- [Supplied passage]:
[Start]
Matter of Farmer

209 B.R. 1022 (1997)

In the Matter of John Jefferson FARMER and Lisa Michelle Farmer, Debtors.
Walter W. KELLEY, Trustee, Plaintiff,
v.
GENERAL MOTORS ACCEPTANCE CORPORATION, a/k/a GMAC, Defendant.

Bankruptcy No. 95-10653, Adversary No. 96-1051.

United States Bankruptcy Court, M.D. Georgia, Albany Division.

April 21, 1997.

*1023 Thomas D. Lovett, Albany, GA, for Plaintiff.

Gary L. Moser, Valdosta, GA, for Defendant.

MEMORANDUM OPINION

JAMES D. WALKER, Jr., Bankruptcy Judge.

This matter comes before the Court on a Request for Recovery filed by Walter W. Kelley, Trustee, presenting the question of when it is appropriate, under 11 U.S.C. § 550(a), to award the monetary value of the property interest transferred in lieu of the property interest itself when the transfer is voidable as a preference. This is a core matter within the meaning of 28 U.S.C. § 157(b)(2)(F). After considering the pleadings, evidence presented and applicable authorities, the Court enters the following findings of fact and conclusions of law in compliance with Federal Rule of Bankruptcy Procedure 7052.
[End]
- [Task requirements]:
List every statute or procedural rule that the bankruptcy opinion above cites.

(Rows from a layout dataset)
[Start]
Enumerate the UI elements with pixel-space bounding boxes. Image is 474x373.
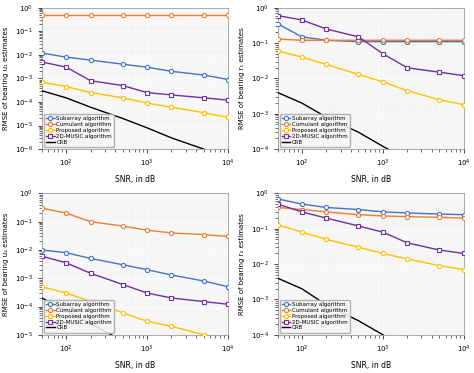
Y-axis label: RMSE of bearing u₁ estimates: RMSE of bearing u₁ estimates	[3, 27, 9, 130]
Legend: Subarray algorithm, Cumulant algorithm, Proposed algorithm, 2D-MUSIC algorithm, : Subarray algorithm, Cumulant algorithm, …	[44, 114, 114, 147]
Y-axis label: RMSE of bearing r₂ estimates: RMSE of bearing r₂ estimates	[239, 213, 245, 315]
X-axis label: SNR, in dB: SNR, in dB	[351, 175, 391, 184]
Legend: Subarray algorithm, Cumulant algorithm, Proposed algorithm, 2D-MUSIC algorithm, : Subarray algorithm, Cumulant algorithm, …	[280, 114, 350, 147]
X-axis label: SNR, in dB: SNR, in dB	[351, 361, 391, 370]
Y-axis label: RMSE of bearing r₁ estimates: RMSE of bearing r₁ estimates	[239, 28, 245, 129]
X-axis label: SNR, in dB: SNR, in dB	[115, 175, 155, 184]
X-axis label: SNR, in dB: SNR, in dB	[115, 361, 155, 370]
Legend: Subarray algorithm, Cumulant algorithm, Proposed algorithm, 2D-MUSIC algorithm, : Subarray algorithm, Cumulant algorithm, …	[44, 300, 114, 333]
Legend: Subarray algorithm, Cumulant algorithm, Proposed algorithm, 2D-MUSIC algorithm, : Subarray algorithm, Cumulant algorithm, …	[280, 300, 350, 333]
Y-axis label: RMSE of bearing u₂ estimates: RMSE of bearing u₂ estimates	[3, 212, 9, 316]
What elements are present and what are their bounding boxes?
[End]
- [Full output]:
11 U.S.C. § 550(a)
28 U.S.C. § 157(b)(2)(F)
Federal Rule of Bankruptcy Procedure 7052